[Stated problem] How many lines in the records below contain the word "value"? Give only the number.

[Materials provided]

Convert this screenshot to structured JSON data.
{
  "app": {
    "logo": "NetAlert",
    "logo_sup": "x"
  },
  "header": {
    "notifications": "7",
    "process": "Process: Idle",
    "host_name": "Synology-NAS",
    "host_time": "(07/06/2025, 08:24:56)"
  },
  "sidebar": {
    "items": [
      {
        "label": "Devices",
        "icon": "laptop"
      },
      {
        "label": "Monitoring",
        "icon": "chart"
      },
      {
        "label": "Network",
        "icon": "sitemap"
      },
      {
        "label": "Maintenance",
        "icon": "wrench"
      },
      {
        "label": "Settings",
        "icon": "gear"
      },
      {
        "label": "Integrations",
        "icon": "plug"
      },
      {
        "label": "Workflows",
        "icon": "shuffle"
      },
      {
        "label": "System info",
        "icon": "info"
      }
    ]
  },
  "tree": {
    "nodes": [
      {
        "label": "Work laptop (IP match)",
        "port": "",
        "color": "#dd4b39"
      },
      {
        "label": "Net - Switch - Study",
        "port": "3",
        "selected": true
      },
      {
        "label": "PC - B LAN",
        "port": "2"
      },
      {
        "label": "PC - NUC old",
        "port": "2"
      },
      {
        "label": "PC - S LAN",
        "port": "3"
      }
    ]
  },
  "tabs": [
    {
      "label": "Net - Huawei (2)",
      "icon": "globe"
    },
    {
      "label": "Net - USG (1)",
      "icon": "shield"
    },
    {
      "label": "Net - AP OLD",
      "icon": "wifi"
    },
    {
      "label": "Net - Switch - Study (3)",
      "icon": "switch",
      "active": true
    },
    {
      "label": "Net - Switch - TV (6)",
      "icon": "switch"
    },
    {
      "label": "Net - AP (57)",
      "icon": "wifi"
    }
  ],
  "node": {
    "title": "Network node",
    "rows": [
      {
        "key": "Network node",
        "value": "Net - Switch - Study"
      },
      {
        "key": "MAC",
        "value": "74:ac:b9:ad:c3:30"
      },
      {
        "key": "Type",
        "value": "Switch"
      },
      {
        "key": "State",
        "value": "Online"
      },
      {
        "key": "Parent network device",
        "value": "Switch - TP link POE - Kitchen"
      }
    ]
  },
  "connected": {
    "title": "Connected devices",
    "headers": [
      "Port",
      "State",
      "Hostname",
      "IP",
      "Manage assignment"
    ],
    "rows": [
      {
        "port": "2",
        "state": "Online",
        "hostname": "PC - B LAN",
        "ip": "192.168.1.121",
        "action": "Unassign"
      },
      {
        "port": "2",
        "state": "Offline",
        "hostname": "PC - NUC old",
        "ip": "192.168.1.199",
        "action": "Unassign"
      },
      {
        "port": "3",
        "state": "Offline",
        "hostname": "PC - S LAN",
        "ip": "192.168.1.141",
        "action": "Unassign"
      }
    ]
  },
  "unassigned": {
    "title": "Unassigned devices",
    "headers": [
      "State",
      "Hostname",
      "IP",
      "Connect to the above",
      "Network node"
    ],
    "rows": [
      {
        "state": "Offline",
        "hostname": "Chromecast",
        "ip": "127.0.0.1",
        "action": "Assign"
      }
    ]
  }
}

[Task result] 5